▶ Aim: Reproduce the data below in full and exclude every picture.

▶ Dataset rows:

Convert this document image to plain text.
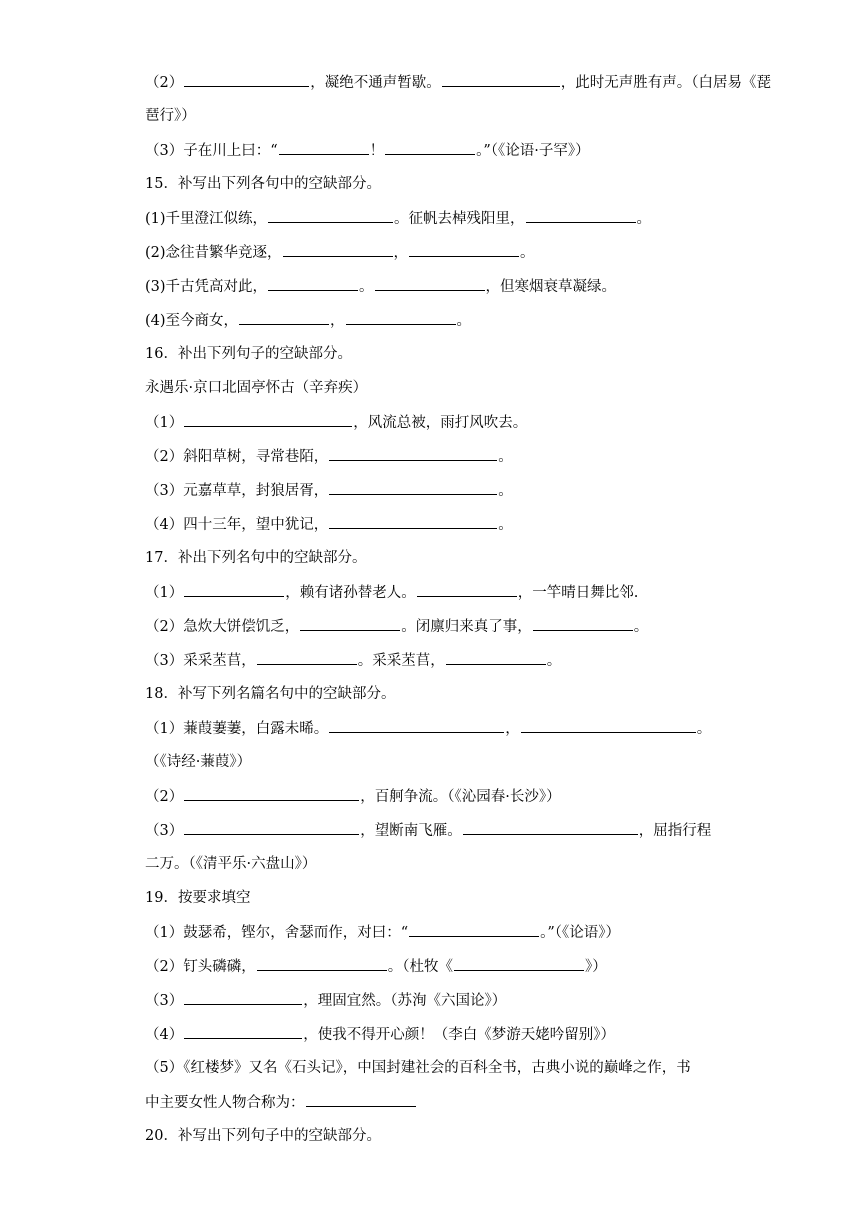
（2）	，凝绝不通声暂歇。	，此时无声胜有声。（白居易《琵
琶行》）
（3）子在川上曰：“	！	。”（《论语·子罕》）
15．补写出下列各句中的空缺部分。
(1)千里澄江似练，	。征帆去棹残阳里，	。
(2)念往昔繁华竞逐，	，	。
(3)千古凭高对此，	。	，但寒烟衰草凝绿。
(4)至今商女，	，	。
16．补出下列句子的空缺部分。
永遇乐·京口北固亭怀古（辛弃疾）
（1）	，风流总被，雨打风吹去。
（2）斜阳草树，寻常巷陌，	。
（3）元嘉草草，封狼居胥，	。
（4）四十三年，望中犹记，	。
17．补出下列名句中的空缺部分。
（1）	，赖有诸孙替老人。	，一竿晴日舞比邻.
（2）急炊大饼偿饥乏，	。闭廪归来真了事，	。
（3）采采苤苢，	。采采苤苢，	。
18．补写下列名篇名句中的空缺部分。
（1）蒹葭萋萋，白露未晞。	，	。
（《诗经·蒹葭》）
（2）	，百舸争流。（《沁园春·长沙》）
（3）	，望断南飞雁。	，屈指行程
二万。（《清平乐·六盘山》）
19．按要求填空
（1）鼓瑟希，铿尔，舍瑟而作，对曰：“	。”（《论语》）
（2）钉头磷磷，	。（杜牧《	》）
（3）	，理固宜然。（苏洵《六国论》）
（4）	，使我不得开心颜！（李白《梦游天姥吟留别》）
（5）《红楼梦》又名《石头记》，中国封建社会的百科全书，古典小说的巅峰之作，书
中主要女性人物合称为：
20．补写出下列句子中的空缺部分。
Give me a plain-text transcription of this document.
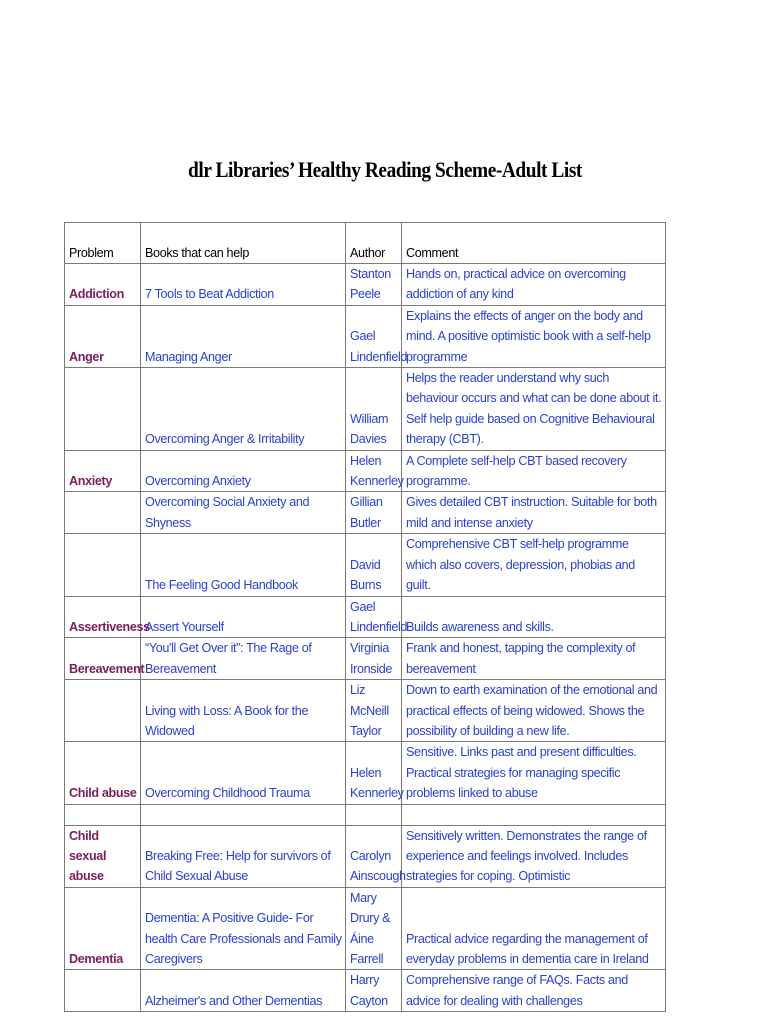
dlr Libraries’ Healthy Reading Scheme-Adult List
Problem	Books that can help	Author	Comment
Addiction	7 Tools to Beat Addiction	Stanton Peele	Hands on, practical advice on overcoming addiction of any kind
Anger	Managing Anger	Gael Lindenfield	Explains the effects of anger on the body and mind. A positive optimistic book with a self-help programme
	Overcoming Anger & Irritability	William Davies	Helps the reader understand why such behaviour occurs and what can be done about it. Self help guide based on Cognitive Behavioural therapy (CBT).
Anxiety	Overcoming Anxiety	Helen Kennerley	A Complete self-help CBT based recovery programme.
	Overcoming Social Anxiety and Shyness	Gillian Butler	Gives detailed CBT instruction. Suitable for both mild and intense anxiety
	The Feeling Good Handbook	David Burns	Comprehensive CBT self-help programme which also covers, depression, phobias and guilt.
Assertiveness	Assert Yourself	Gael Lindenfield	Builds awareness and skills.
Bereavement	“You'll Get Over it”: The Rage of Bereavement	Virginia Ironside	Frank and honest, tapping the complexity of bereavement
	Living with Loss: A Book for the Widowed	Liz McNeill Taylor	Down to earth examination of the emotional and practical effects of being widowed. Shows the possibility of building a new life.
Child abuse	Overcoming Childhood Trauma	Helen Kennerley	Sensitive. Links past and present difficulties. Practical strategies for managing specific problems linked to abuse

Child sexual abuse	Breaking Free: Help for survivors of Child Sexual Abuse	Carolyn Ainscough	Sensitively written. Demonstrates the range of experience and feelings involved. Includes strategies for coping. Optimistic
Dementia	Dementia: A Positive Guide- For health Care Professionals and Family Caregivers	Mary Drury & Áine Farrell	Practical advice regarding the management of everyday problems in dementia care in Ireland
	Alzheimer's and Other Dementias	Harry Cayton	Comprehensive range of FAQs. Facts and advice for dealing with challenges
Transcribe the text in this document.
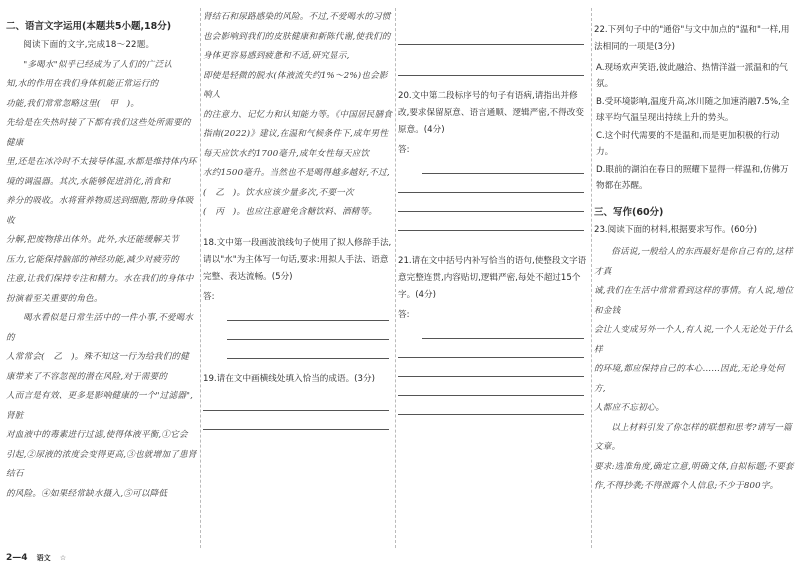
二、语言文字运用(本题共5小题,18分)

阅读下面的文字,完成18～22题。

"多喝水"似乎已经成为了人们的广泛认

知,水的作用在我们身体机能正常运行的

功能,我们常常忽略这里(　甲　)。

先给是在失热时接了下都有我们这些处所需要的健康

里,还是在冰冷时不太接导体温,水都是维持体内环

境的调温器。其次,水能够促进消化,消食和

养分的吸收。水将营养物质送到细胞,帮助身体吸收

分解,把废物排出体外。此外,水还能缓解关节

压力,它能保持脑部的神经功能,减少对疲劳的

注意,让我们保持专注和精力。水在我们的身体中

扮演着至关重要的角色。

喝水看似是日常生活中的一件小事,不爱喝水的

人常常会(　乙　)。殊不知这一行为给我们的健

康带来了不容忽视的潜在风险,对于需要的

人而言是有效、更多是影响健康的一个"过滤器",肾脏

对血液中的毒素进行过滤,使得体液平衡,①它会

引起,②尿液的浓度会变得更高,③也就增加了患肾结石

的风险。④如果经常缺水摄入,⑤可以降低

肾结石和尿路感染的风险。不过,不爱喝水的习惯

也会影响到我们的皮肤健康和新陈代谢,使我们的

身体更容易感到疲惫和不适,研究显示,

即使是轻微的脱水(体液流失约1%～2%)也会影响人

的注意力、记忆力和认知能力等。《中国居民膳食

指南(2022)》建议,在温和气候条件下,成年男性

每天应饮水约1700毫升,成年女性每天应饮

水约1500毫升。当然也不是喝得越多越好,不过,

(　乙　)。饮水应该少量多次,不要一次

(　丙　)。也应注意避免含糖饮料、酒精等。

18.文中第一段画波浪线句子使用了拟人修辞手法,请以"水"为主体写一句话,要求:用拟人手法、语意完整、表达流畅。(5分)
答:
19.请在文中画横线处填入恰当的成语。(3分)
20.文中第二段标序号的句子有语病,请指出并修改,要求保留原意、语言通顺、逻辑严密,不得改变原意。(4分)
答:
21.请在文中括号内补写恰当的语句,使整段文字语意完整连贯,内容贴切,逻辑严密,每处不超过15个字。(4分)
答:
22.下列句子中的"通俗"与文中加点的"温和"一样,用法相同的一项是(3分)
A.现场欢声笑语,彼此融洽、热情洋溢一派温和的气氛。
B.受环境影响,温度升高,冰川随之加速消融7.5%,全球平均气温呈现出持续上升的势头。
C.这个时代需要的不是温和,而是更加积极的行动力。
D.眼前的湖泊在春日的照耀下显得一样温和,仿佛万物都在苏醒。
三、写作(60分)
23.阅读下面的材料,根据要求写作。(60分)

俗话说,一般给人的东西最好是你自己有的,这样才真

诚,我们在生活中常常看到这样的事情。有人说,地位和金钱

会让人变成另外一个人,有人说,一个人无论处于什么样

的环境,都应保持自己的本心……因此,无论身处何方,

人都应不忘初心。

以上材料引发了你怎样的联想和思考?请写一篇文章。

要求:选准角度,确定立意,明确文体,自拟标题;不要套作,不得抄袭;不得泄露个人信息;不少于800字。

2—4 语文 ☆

▶ Solution for this problem:
Convert this document image to plain text.
（2）	，凝绝不通声暂歇。	，此时无声胜有声。（白居易《琵
琶行》）
（3）子在川上曰：“	！	。”（《论语·子罕》）
15．补写出下列各句中的空缺部分。
(1)千里澄江似练，	。征帆去棹残阳里，	。
(2)念往昔繁华竞逐，	，	。
(3)千古凭高对此，	。	，但寒烟衰草凝绿。
(4)至今商女，	，	。
16．补出下列句子的空缺部分。
永遇乐·京口北固亭怀古（辛弃疾）
（1）	，风流总被，雨打风吹去。
（2）斜阳草树，寻常巷陌，	。
（3）元嘉草草，封狼居胥，	。
（4）四十三年，望中犹记，	。
17．补出下列名句中的空缺部分。
（1）	，赖有诸孙替老人。	，一竿晴日舞比邻.
（2）急炊大饼偿饥乏，	。闭廪归来真了事，	。
（3）采采苤苢，	。采采苤苢，	。
18．补写下列名篇名句中的空缺部分。
（1）蒹葭萋萋，白露未晞。	，	。
（《诗经·蒹葭》）
（2）	，百舸争流。（《沁园春·长沙》）
（3）	，望断南飞雁。	，屈指行程
二万。（《清平乐·六盘山》）
19．按要求填空
（1）鼓瑟希，铿尔，舍瑟而作，对曰：“	。”（《论语》）
（2）钉头磷磷，	。（杜牧《	》）
（3）	，理固宜然。（苏洵《六国论》）
（4）	，使我不得开心颜！（李白《梦游天姥吟留别》）
（5）《红楼梦》又名《石头记》，中国封建社会的百科全书，古典小说的巅峰之作，书
中主要女性人物合称为：
20．补写出下列句子中的空缺部分。
Give me a plain-text transcription of this document.
dlr Libraries’ Healthy Reading Scheme-Adult List
Problem	Books that can help	Author	Comment
Addiction	7 Tools to Beat Addiction	Stanton Peele	Hands on, practical advice on overcoming addiction of any kind
Anger	Managing Anger	Gael Lindenfield	Explains the effects of anger on the body and mind. A positive optimistic book with a self-help programme
	Overcoming Anger & Irritability	William Davies	Helps the reader understand why such behaviour occurs and what can be done about it. Self help guide based on Cognitive Behavioural therapy (CBT).
Anxiety	Overcoming Anxiety	Helen Kennerley	A Complete self-help CBT based recovery programme.
	Overcoming Social Anxiety and Shyness	Gillian Butler	Gives detailed CBT instruction. Suitable for both mild and intense anxiety
	The Feeling Good Handbook	David Burns	Comprehensive CBT self-help programme which also covers, depression, phobias and guilt.
Assertiveness	Assert Yourself	Gael Lindenfield	Builds awareness and skills.
Bereavement	“You'll Get Over it”: The Rage of Bereavement	Virginia Ironside	Frank and honest, tapping the complexity of bereavement
	Living with Loss: A Book for the Widowed	Liz McNeill Taylor	Down to earth examination of the emotional and practical effects of being widowed. Shows the possibility of building a new life.
Child abuse	Overcoming Childhood Trauma	Helen Kennerley	Sensitive. Links past and present difficulties. Practical strategies for managing specific problems linked to abuse

Child sexual abuse	Breaking Free: Help for survivors of Child Sexual Abuse	Carolyn Ainscough	Sensitively written. Demonstrates the range of experience and feelings involved. Includes strategies for coping. Optimistic
Dementia	Dementia: A Positive Guide- For health Care Professionals and Family Caregivers	Mary Drury & Áine Farrell	Practical advice regarding the management of everyday problems in dementia care in Ireland
	Alzheimer's and Other Dementias	Harry Cayton	Comprehensive range of FAQs. Facts and advice for dealing with challenges
Transcribe the text in this document.
二、语言文字运用(本题共5小题,18分)

阅读下面的文字,完成18～22题。

"多喝水"似乎已经成为了人们的广泛认

知,水的作用在我们身体机能正常运行的

功能,我们常常忽略这里(　甲　)。

先给是在失热时接了下都有我们这些处所需要的健康

里,还是在冰冷时不太接导体温,水都是维持体内环

境的调温器。其次,水能够促进消化,消食和

养分的吸收。水将营养物质送到细胞,帮助身体吸收

分解,把废物排出体外。此外,水还能缓解关节

压力,它能保持脑部的神经功能,减少对疲劳的

注意,让我们保持专注和精力。水在我们的身体中

扮演着至关重要的角色。

喝水看似是日常生活中的一件小事,不爱喝水的

人常常会(　乙　)。殊不知这一行为给我们的健

康带来了不容忽视的潜在风险,对于需要的

人而言是有效、更多是影响健康的一个"过滤器",肾脏

对血液中的毒素进行过滤,使得体液平衡,①它会

引起,②尿液的浓度会变得更高,③也就增加了患肾结石

的风险。④如果经常缺水摄入,⑤可以降低

肾结石和尿路感染的风险。不过,不爱喝水的习惯

也会影响到我们的皮肤健康和新陈代谢,使我们的

身体更容易感到疲惫和不适,研究显示,

即使是轻微的脱水(体液流失约1%～2%)也会影响人

的注意力、记忆力和认知能力等。《中国居民膳食

指南(2022)》建议,在温和气候条件下,成年男性

每天应饮水约1700毫升,成年女性每天应饮

水约1500毫升。当然也不是喝得越多越好,不过,

(　乙　)。饮水应该少量多次,不要一次

(　丙　)。也应注意避免含糖饮料、酒精等。

18.文中第一段画波浪线句子使用了拟人修辞手法,请以"水"为主体写一句话,要求:用拟人手法、语意完整、表达流畅。(5分)
答:
19.请在文中画横线处填入恰当的成语。(3分)
20.文中第二段标序号的句子有语病,请指出并修改,要求保留原意、语言通顺、逻辑严密,不得改变原意。(4分)
答:
21.请在文中括号内补写恰当的语句,使整段文字语意完整连贯,内容贴切,逻辑严密,每处不超过15个字。(4分)
答:
22.下列句子中的"通俗"与文中加点的"温和"一样,用法相同的一项是(3分)
A.现场欢声笑语,彼此融洽、热情洋溢一派温和的气氛。
B.受环境影响,温度升高,冰川随之加速消融7.5%,全球平均气温呈现出持续上升的势头。
C.这个时代需要的不是温和,而是更加积极的行动力。
D.眼前的湖泊在春日的照耀下显得一样温和,仿佛万物都在苏醒。
三、写作(60分)
23.阅读下面的材料,根据要求写作。(60分)

俗话说,一般给人的东西最好是你自己有的,这样才真

诚,我们在生活中常常看到这样的事情。有人说,地位和金钱

会让人变成另外一个人,有人说,一个人无论处于什么样

的环境,都应保持自己的本心……因此,无论身处何方,

人都应不忘初心。

以上材料引发了你怎样的联想和思考?请写一篇文章。

要求:选准角度,确定立意,明确文体,自拟标题;不要套作,不得抄袭;不得泄露个人信息;不少于800字。

2—4 语文 ☆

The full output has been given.